— START OF DATA FOR THIS TASK —
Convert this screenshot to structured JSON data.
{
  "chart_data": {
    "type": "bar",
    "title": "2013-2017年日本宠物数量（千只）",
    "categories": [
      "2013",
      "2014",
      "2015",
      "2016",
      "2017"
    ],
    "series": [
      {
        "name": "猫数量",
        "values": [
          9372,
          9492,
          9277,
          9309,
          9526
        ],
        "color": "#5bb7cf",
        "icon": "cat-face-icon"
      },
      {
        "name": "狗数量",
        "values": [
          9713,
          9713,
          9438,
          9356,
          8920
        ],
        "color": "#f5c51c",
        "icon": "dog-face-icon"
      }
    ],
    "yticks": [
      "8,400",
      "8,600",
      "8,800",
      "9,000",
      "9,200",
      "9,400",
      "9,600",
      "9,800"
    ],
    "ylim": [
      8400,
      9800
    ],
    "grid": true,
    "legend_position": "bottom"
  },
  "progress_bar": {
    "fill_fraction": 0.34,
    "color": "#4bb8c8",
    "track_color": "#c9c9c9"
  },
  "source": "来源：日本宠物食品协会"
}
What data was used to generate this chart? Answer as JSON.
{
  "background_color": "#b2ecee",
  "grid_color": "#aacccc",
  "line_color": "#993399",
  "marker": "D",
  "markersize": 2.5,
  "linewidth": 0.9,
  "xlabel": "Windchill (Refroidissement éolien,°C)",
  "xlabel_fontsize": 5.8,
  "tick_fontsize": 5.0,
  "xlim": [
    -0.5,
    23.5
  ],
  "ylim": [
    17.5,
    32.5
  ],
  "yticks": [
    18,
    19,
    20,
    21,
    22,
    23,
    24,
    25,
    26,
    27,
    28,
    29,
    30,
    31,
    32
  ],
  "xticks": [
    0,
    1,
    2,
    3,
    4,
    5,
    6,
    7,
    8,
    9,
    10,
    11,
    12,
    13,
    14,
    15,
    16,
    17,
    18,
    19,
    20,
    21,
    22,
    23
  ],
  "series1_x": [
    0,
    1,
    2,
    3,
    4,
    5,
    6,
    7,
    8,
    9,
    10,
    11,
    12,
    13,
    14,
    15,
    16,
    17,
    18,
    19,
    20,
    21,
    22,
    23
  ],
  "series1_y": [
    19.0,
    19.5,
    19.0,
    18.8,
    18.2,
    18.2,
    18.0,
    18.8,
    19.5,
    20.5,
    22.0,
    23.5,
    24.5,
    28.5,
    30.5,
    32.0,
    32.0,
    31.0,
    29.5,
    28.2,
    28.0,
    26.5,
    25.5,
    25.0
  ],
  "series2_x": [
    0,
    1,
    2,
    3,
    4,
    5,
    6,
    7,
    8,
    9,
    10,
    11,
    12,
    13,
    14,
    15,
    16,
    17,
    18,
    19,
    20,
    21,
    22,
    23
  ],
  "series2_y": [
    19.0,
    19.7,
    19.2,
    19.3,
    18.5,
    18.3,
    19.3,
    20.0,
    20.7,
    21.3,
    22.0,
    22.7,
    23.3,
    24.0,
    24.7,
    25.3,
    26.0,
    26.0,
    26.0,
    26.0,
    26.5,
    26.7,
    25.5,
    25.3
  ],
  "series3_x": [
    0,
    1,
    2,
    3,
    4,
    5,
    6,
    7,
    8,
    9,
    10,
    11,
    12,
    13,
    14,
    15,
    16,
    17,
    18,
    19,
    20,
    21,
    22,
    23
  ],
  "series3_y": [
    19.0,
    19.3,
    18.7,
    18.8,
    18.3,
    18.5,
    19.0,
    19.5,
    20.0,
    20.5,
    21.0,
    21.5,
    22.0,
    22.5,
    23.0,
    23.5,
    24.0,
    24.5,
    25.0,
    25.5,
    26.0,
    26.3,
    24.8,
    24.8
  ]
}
— END OF DATA FOR THIS TASK —
### THE EXERCISE
Extract all the entries word for word.

### SOLVED EXERCISE
Convert this screenshot to structured JSON data.
{
  "chart_data": {
    "type": "bar",
    "title": "2013-2017年日本宠物数量（千只）",
    "categories": [
      "2013",
      "2014",
      "2015",
      "2016",
      "2017"
    ],
    "series": [
      {
        "name": "猫数量",
        "values": [
          9372,
          9492,
          9277,
          9309,
          9526
        ],
        "color": "#5bb7cf",
        "icon": "cat-face-icon"
      },
      {
        "name": "狗数量",
        "values": [
          9713,
          9713,
          9438,
          9356,
          8920
        ],
        "color": "#f5c51c",
        "icon": "dog-face-icon"
      }
    ],
    "yticks": [
      "8,400",
      "8,600",
      "8,800",
      "9,000",
      "9,200",
      "9,400",
      "9,600",
      "9,800"
    ],
    "ylim": [
      8400,
      9800
    ],
    "grid": true,
    "legend_position": "bottom"
  },
  "progress_bar": {
    "fill_fraction": 0.34,
    "color": "#4bb8c8",
    "track_color": "#c9c9c9"
  },
  "source": "来源：日本宠物食品协会"
}
What data was used to generate this chart? Answer as JSON.
{
  "background_color": "#b2ecee",
  "grid_color": "#aacccc",
  "line_color": "#993399",
  "marker": "D",
  "markersize": 2.5,
  "linewidth": 0.9,
  "xlabel": "Windchill (Refroidissement éolien,°C)",
  "xlabel_fontsize": 5.8,
  "tick_fontsize": 5.0,
  "xlim": [
    -0.5,
    23.5
  ],
  "ylim": [
    17.5,
    32.5
  ],
  "yticks": [
    18,
    19,
    20,
    21,
    22,
    23,
    24,
    25,
    26,
    27,
    28,
    29,
    30,
    31,
    32
  ],
  "xticks": [
    0,
    1,
    2,
    3,
    4,
    5,
    6,
    7,
    8,
    9,
    10,
    11,
    12,
    13,
    14,
    15,
    16,
    17,
    18,
    19,
    20,
    21,
    22,
    23
  ],
  "series1_x": [
    0,
    1,
    2,
    3,
    4,
    5,
    6,
    7,
    8,
    9,
    10,
    11,
    12,
    13,
    14,
    15,
    16,
    17,
    18,
    19,
    20,
    21,
    22,
    23
  ],
  "series1_y": [
    19.0,
    19.5,
    19.0,
    18.8,
    18.2,
    18.2,
    18.0,
    18.8,
    19.5,
    20.5,
    22.0,
    23.5,
    24.5,
    28.5,
    30.5,
    32.0,
    32.0,
    31.0,
    29.5,
    28.2,
    28.0,
    26.5,
    25.5,
    25.0
  ],
  "series2_x": [
    0,
    1,
    2,
    3,
    4,
    5,
    6,
    7,
    8,
    9,
    10,
    11,
    12,
    13,
    14,
    15,
    16,
    17,
    18,
    19,
    20,
    21,
    22,
    23
  ],
  "series2_y": [
    19.0,
    19.7,
    19.2,
    19.3,
    18.5,
    18.3,
    19.3,
    20.0,
    20.7,
    21.3,
    22.0,
    22.7,
    23.3,
    24.0,
    24.7,
    25.3,
    26.0,
    26.0,
    26.0,
    26.0,
    26.5,
    26.7,
    25.5,
    25.3
  ],
  "series3_x": [
    0,
    1,
    2,
    3,
    4,
    5,
    6,
    7,
    8,
    9,
    10,
    11,
    12,
    13,
    14,
    15,
    16,
    17,
    18,
    19,
    20,
    21,
    22,
    23
  ],
  "series3_y": [
    19.0,
    19.3,
    18.7,
    18.8,
    18.3,
    18.5,
    19.0,
    19.5,
    20.0,
    20.5,
    21.0,
    21.5,
    22.0,
    22.5,
    23.0,
    23.5,
    24.0,
    24.5,
    25.0,
    25.5,
    26.0,
    26.3,
    24.8,
    24.8
  ]
}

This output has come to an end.